• **SET EXERCISE**
In full and without alteration, repeat the material.

• **PROVIDED MATERIAL**
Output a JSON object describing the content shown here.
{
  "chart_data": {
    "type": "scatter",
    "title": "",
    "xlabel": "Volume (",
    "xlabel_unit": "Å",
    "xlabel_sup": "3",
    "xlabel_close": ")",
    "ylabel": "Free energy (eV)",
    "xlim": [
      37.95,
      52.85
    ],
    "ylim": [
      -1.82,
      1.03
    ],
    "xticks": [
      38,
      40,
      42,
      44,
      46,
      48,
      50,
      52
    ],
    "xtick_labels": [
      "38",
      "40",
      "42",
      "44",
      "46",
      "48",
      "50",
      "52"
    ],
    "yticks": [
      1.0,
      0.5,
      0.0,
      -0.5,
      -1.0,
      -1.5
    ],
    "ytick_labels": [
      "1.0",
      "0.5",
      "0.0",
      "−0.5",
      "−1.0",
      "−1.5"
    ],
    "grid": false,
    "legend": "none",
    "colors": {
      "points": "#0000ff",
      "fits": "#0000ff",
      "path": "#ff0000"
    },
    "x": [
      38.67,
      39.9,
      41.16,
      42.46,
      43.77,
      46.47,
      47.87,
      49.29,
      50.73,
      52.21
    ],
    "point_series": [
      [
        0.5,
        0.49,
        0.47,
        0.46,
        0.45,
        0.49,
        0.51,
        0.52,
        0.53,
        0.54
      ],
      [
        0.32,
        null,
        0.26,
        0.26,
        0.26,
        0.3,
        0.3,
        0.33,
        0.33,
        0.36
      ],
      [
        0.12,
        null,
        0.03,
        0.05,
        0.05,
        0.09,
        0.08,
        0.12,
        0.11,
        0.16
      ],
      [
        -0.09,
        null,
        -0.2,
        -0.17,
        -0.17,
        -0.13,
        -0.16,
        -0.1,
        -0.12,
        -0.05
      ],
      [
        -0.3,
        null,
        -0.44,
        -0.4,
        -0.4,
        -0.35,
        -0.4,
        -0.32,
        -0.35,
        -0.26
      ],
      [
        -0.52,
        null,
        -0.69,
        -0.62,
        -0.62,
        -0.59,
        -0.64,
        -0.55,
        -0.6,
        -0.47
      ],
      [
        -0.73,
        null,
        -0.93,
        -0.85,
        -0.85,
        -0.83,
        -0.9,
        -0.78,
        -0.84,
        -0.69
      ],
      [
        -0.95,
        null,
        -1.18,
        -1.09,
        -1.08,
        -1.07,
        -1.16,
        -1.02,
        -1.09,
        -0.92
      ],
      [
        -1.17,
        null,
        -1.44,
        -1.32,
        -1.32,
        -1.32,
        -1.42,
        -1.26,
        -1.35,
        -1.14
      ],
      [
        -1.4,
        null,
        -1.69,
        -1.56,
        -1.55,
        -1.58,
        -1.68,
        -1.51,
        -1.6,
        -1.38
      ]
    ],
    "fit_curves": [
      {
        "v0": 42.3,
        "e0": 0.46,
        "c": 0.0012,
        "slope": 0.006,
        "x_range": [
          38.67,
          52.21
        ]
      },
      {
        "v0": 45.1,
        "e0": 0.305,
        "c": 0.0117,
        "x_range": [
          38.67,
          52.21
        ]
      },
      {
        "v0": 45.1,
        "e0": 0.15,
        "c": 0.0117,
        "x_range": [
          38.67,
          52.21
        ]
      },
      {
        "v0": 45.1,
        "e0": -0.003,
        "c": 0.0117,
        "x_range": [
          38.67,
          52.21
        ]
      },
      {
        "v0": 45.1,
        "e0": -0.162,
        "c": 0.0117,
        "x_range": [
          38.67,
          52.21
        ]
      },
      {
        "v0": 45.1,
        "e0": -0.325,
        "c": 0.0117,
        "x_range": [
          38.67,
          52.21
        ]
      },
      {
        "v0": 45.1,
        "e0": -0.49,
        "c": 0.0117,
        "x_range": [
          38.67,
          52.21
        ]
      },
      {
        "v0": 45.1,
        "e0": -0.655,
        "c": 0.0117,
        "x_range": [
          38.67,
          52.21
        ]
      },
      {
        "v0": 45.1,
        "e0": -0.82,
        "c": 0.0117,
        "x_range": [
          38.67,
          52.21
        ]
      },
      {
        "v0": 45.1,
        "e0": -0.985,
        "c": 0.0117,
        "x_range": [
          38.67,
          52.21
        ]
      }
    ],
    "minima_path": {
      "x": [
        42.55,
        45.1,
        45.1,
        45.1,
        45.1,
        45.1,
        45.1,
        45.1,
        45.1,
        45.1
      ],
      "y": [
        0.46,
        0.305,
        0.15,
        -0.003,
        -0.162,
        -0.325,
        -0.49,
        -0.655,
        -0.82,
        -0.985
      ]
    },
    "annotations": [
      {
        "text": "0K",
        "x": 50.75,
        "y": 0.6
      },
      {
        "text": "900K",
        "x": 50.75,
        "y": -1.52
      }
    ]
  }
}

• **EXERCISE OUTPUT**
Output a JSON object describing the content shown here.
{
  "chart_data": {
    "type": "scatter",
    "title": "",
    "xlabel": "Volume (",
    "xlabel_unit": "Å",
    "xlabel_sup": "3",
    "xlabel_close": ")",
    "ylabel": "Free energy (eV)",
    "xlim": [
      37.95,
      52.85
    ],
    "ylim": [
      -1.82,
      1.03
    ],
    "xticks": [
      38,
      40,
      42,
      44,
      46,
      48,
      50,
      52
    ],
    "xtick_labels": [
      "38",
      "40",
      "42",
      "44",
      "46",
      "48",
      "50",
      "52"
    ],
    "yticks": [
      1.0,
      0.5,
      0.0,
      -0.5,
      -1.0,
      -1.5
    ],
    "ytick_labels": [
      "1.0",
      "0.5",
      "0.0",
      "−0.5",
      "−1.0",
      "−1.5"
    ],
    "grid": false,
    "legend": "none",
    "colors": {
      "points": "#0000ff",
      "fits": "#0000ff",
      "path": "#ff0000"
    },
    "x": [
      38.67,
      39.9,
      41.16,
      42.46,
      43.77,
      46.47,
      47.87,
      49.29,
      50.73,
      52.21
    ],
    "point_series": [
      [
        0.5,
        0.49,
        0.47,
        0.46,
        0.45,
        0.49,
        0.51,
        0.52,
        0.53,
        0.54
      ],
      [
        0.32,
        null,
        0.26,
        0.26,
        0.26,
        0.3,
        0.3,
        0.33,
        0.33,
        0.36
      ],
      [
        0.12,
        null,
        0.03,
        0.05,
        0.05,
        0.09,
        0.08,
        0.12,
        0.11,
        0.16
      ],
      [
        -0.09,
        null,
        -0.2,
        -0.17,
        -0.17,
        -0.13,
        -0.16,
        -0.1,
        -0.12,
        -0.05
      ],
      [
        -0.3,
        null,
        -0.44,
        -0.4,
        -0.4,
        -0.35,
        -0.4,
        -0.32,
        -0.35,
        -0.26
      ],
      [
        -0.52,
        null,
        -0.69,
        -0.62,
        -0.62,
        -0.59,
        -0.64,
        -0.55,
        -0.6,
        -0.47
      ],
      [
        -0.73,
        null,
        -0.93,
        -0.85,
        -0.85,
        -0.83,
        -0.9,
        -0.78,
        -0.84,
        -0.69
      ],
      [
        -0.95,
        null,
        -1.18,
        -1.09,
        -1.08,
        -1.07,
        -1.16,
        -1.02,
        -1.09,
        -0.92
      ],
      [
        -1.17,
        null,
        -1.44,
        -1.32,
        -1.32,
        -1.32,
        -1.42,
        -1.26,
        -1.35,
        -1.14
      ],
      [
        -1.4,
        null,
        -1.69,
        -1.56,
        -1.55,
        -1.58,
        -1.68,
        -1.51,
        -1.6,
        -1.38
      ]
    ],
    "fit_curves": [
      {
        "v0": 42.3,
        "e0": 0.46,
        "c": 0.0012,
        "slope": 0.006,
        "x_range": [
          38.67,
          52.21
        ]
      },
      {
        "v0": 45.1,
        "e0": 0.305,
        "c": 0.0117,
        "x_range": [
          38.67,
          52.21
        ]
      },
      {
        "v0": 45.1,
        "e0": 0.15,
        "c": 0.0117,
        "x_range": [
          38.67,
          52.21
        ]
      },
      {
        "v0": 45.1,
        "e0": -0.003,
        "c": 0.0117,
        "x_range": [
          38.67,
          52.21
        ]
      },
      {
        "v0": 45.1,
        "e0": -0.162,
        "c": 0.0117,
        "x_range": [
          38.67,
          52.21
        ]
      },
      {
        "v0": 45.1,
        "e0": -0.325,
        "c": 0.0117,
        "x_range": [
          38.67,
          52.21
        ]
      },
      {
        "v0": 45.1,
        "e0": -0.49,
        "c": 0.0117,
        "x_range": [
          38.67,
          52.21
        ]
      },
      {
        "v0": 45.1,
        "e0": -0.655,
        "c": 0.0117,
        "x_range": [
          38.67,
          52.21
        ]
      },
      {
        "v0": 45.1,
        "e0": -0.82,
        "c": 0.0117,
        "x_range": [
          38.67,
          52.21
        ]
      },
      {
        "v0": 45.1,
        "e0": -0.985,
        "c": 0.0117,
        "x_range": [
          38.67,
          52.21
        ]
      }
    ],
    "minima_path": {
      "x": [
        42.55,
        45.1,
        45.1,
        45.1,
        45.1,
        45.1,
        45.1,
        45.1,
        45.1,
        45.1
      ],
      "y": [
        0.46,
        0.305,
        0.15,
        -0.003,
        -0.162,
        -0.325,
        -0.49,
        -0.655,
        -0.82,
        -0.985
      ]
    },
    "annotations": [
      {
        "text": "0K",
        "x": 50.75,
        "y": 0.6
      },
      {
        "text": "900K",
        "x": 50.75,
        "y": -1.52
      }
    ]
  }
}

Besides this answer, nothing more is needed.